Repeat the material below exactly, with no pictures.
· · ·
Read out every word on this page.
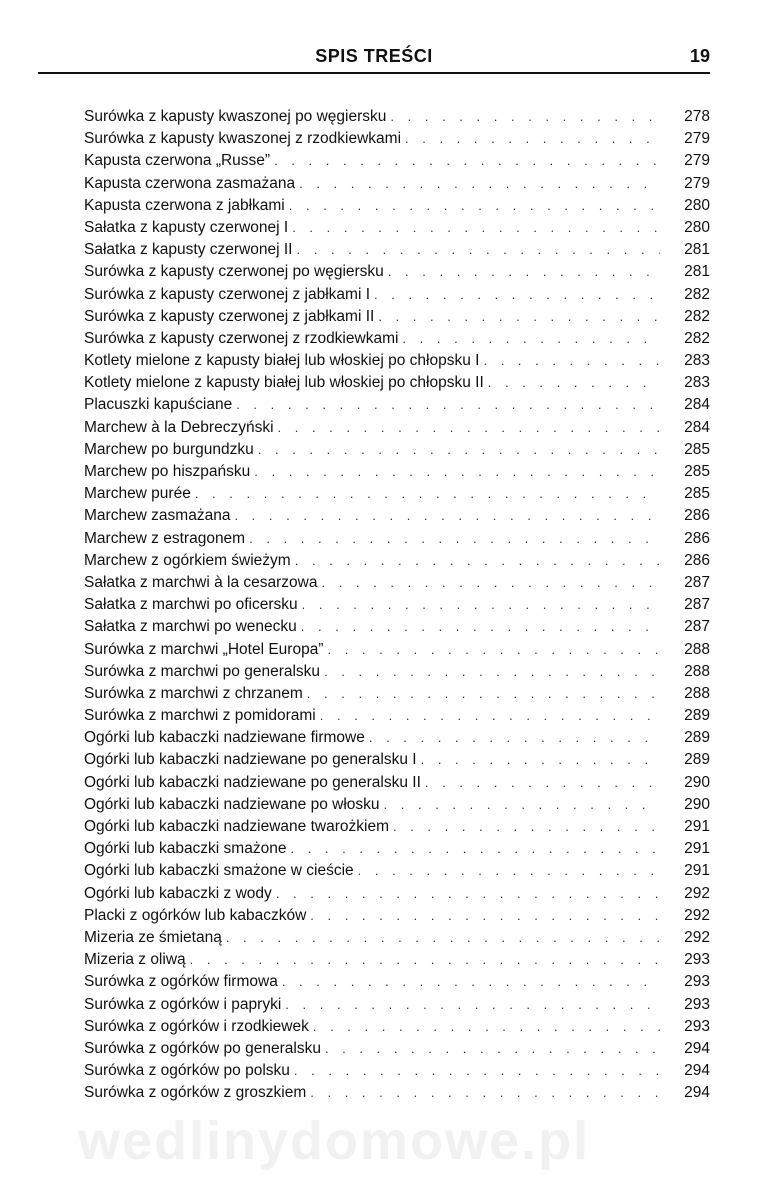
SPIS TREŚCI	19
Surówka z kapusty kwaszonej po węgiersku . . .	278
Surówka z kapusty kwaszonej z rzodkiewkami . . .	279
Kapusta czerwona „Russe” . . .	279
Kapusta czerwona zasmażana . . .	279
Kapusta czerwona z jabłkami . . .	280
Sałatka z kapusty czerwonej I . . .	280
Sałatka z kapusty czerwonej II . . .	281
Surówka z kapusty czerwonej po węgiersku . . .	281
Surówka z kapusty czerwonej z jabłkami I . . .	282
Surówka z kapusty czerwonej z jabłkami II . . .	282
Surówka z kapusty czerwonej z rzodkiewkami . . .	282
Kotlety mielone z kapusty białej lub włoskiej po chłopsku I . . .	283
Kotlety mielone z kapusty białej lub włoskiej po chłopsku II . . .	283
Placuszki kapuściane . . .	284
Marchew à la Debreczyński . . .	284
Marchew po burgundzku . . .	285
Marchew po hiszpańsku . . .	285
Marchew purée . . .	285
Marchew zasmażana . . .	286
Marchew z estragonem . . .	286
Marchew z ogórkiem świeżym . . .	286
Sałatka z marchwi à la cesarzowa . . .	287
Sałatka z marchwi po oficersku . . .	287
Sałatka z marchwi po wenecku . . .	287
Surówka z marchwi „Hotel Europa” . . .	288
Surówka z marchwi po generalsku . . .	288
Surówka z marchwi z chrzanem . . .	288
Surówka z marchwi z pomidorami . . .	289
Ogórki lub kabaczki nadziewane firmowe . . .	289
Ogórki lub kabaczki nadziewane po generalsku I . . .	289
Ogórki lub kabaczki nadziewane po generalsku II . . .	290
Ogórki lub kabaczki nadziewane po włosku . . .	290
Ogórki lub kabaczki nadziewane twarożkiem . . .	291
Ogórki lub kabaczki smażone . . .	291
Ogórki lub kabaczki smażone w cieście . . .	291
Ogórki lub kabaczki z wody . . .	292
Placki z ogórków lub kabaczków . . .	292
Mizeria ze śmietaną . . .	292
Mizeria z oliwą . . .	293
Surówka z ogórków firmowa . . .	293
Surówka z ogórków i papryki . . .	293
Surówka z ogórków i rzodkiewek . . .	293
Surówka z ogórków po generalsku . . .	294
Surówka z ogórków po polsku . . .	294
Surówka z ogórków z groszkiem . . .	294
wedlinydomowe.pl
· · ·
▸ **Problem solution**:
Read out every word on this page.
SPIS TREŚCI	19
Surówka z kapusty kwaszonej po węgiersku . . .	278
Surówka z kapusty kwaszonej z rzodkiewkami . . .	279
Kapusta czerwona „Russe” . . .	279
Kapusta czerwona zasmażana . . .	279
Kapusta czerwona z jabłkami . . .	280
Sałatka z kapusty czerwonej I . . .	280
Sałatka z kapusty czerwonej II . . .	281
Surówka z kapusty czerwonej po węgiersku . . .	281
Surówka z kapusty czerwonej z jabłkami I . . .	282
Surówka z kapusty czerwonej z jabłkami II . . .	282
Surówka z kapusty czerwonej z rzodkiewkami . . .	282
Kotlety mielone z kapusty białej lub włoskiej po chłopsku I . . .	283
Kotlety mielone z kapusty białej lub włoskiej po chłopsku II . . .	283
Placuszki kapuściane . . .	284
Marchew à la Debreczyński . . .	284
Marchew po burgundzku . . .	285
Marchew po hiszpańsku . . .	285
Marchew purée . . .	285
Marchew zasmażana . . .	286
Marchew z estragonem . . .	286
Marchew z ogórkiem świeżym . . .	286
Sałatka z marchwi à la cesarzowa . . .	287
Sałatka z marchwi po oficersku . . .	287
Sałatka z marchwi po wenecku . . .	287
Surówka z marchwi „Hotel Europa” . . .	288
Surówka z marchwi po generalsku . . .	288
Surówka z marchwi z chrzanem . . .	288
Surówka z marchwi z pomidorami . . .	289
Ogórki lub kabaczki nadziewane firmowe . . .	289
Ogórki lub kabaczki nadziewane po generalsku I . . .	289
Ogórki lub kabaczki nadziewane po generalsku II . . .	290
Ogórki lub kabaczki nadziewane po włosku . . .	290
Ogórki lub kabaczki nadziewane twarożkiem . . .	291
Ogórki lub kabaczki smażone . . .	291
Ogórki lub kabaczki smażone w cieście . . .	291
Ogórki lub kabaczki z wody . . .	292
Placki z ogórków lub kabaczków . . .	292
Mizeria ze śmietaną . . .	292
Mizeria z oliwą . . .	293
Surówka z ogórków firmowa . . .	293
Surówka z ogórków i papryki . . .	293
Surówka z ogórków i rzodkiewek . . .	293
Surówka z ogórków po generalsku . . .	294
Surówka z ogórków po polsku . . .	294
Surówka z ogórków z groszkiem . . .	294
wedlinydomowe.pl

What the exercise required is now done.